**AIM OF THE TASK**
Locate the word "this" in the material, then show every line that holds it.

**MATERIAL SHOWN**
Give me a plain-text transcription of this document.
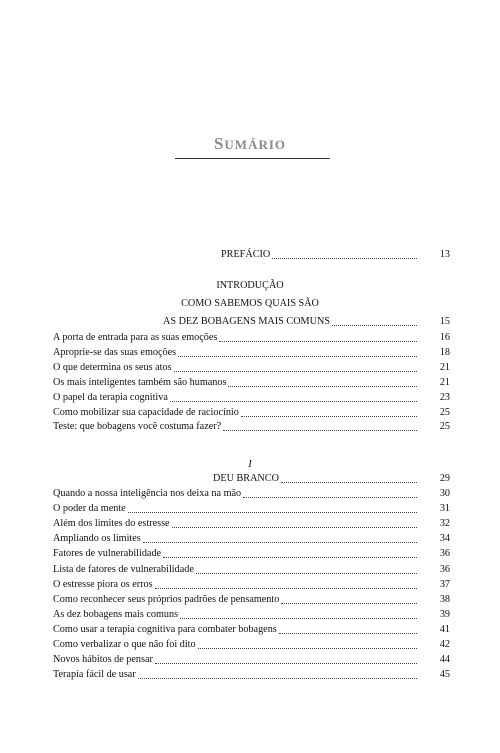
SUMÁRIO
PREFÁCIO	13
INTRODUÇÃO
COMO SABEMOS QUAIS SÃO
AS DEZ BOBAGENS MAIS COMUNS	15
A porta de entrada para as suas emoções	16
Aproprie-se das suas emoções	18
O que determina os seus atos	21
Os mais inteligentes também são humanos	21
O papel da terapia cognitiva	23
Como mobilizar sua capacidade de raciocínio	25
Teste: que bobagens você costuma fazer?	25
I
DEU BRANCO	29
Quando a nossa inteligência nos deixa na mão	30
O poder da mente	31
Além dos limites do estresse	32
Ampliando os limites	34
Fatores de vulnerabilidade	36
Lista de fatores de vulnerabilidade	36
O estresse piora os erros	37
Como reconhecer seus próprios padrões de pensamento	38
As dez bobagens mais comuns	39
Como usar a terapia cognitiva para combater bobagens	41
Como verbalizar o que não foi dito	42
Novos hábitos de pensar	44
Terapia fácil de usar	45
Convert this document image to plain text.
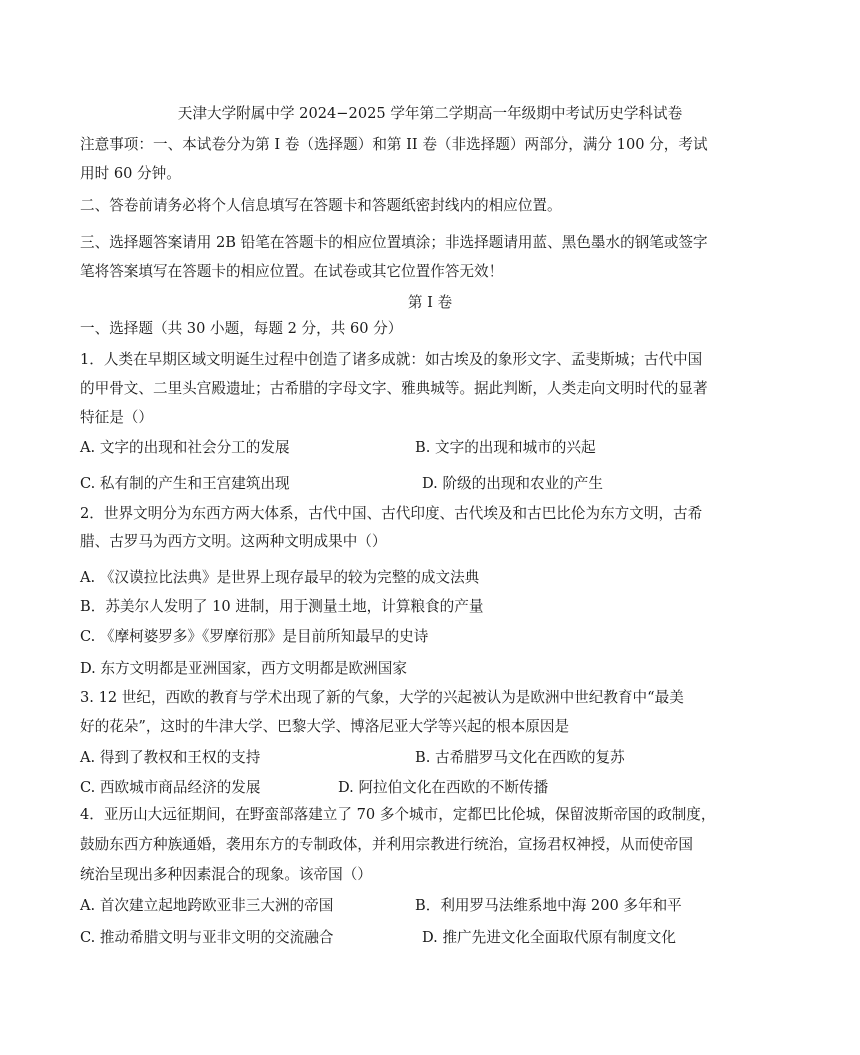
天津大学附属中学 2024−2025 学年第二学期高一年级期中考试历史学科试卷
注意事项：一、本试卷分为第 I 卷（选择题）和第 II 卷（非选择题）两部分，满分 100 分，考试
用时 60 分钟。
二、答卷前请务必将个人信息填写在答题卡和答题纸密封线内的相应位置。
三、选择题答案请用 2B 铅笔在答题卡的相应位置填涂；非选择题请用蓝、黑色墨水的钢笔或签字
笔将答案填写在答题卡的相应位置。在试卷或其它位置作答无效！
第 I 卷
一、选择题（共 30 小题，每题 2 分，共 60 分）
1．人类在早期区域文明诞生过程中创造了诸多成就：如古埃及的象形文字、孟斐斯城；古代中国
的甲骨文、二里头宫殿遗址；古希腊的字母文字、雅典城等。据此判断，人类走向文明时代的显著
特征是（）
A. 文字的出现和社会分工的发展	B. 文字的出现和城市的兴起
C. 私有制的产生和王宫建筑出现	D. 阶级的出现和农业的产生
2．世界文明分为东西方两大体系，古代中国、古代印度、古代埃及和古巴比伦为东方文明，古希
腊、古罗马为西方文明。这两种文明成果中（）
A. 《汉谟拉比法典》是世界上现存最早的较为完整的成文法典
B．苏美尔人发明了 10 进制，用于测量土地，计算粮食的产量
C. 《摩柯婆罗多》《罗摩衍那》是目前所知最早的史诗
D. 东方文明都是亚洲国家，西方文明都是欧洲国家
3. 12 世纪，西欧的教育与学术出现了新的气象，大学的兴起被认为是欧洲中世纪教育中“最美
好的花朵”，这时的牛津大学、巴黎大学、博洛尼亚大学等兴起的根本原因是
A. 得到了教权和王权的支持	B. 古希腊罗马文化在西欧的复苏
C. 西欧城市商品经济的发展	D. 阿拉伯文化在西欧的不断传播
4．亚历山大远征期间，在野蛮部落建立了 70 多个城市，定都巴比伦城，保留波斯帝国的政制度，
鼓励东西方种族通婚，袭用东方的专制政体，并利用宗教进行统治，宣扬君权神授，从而使帝国
统治呈现出多种因素混合的现象。该帝国（）
A. 首次建立起地跨欧亚非三大洲的帝国	B．利用罗马法维系地中海 200 多年和平
C. 推动希腊文明与亚非文明的交流融合	D. 推广先进文化全面取代原有制度文化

**RESULT**
Give me a plain-text transcription of this document.
Convert this document image to plain text.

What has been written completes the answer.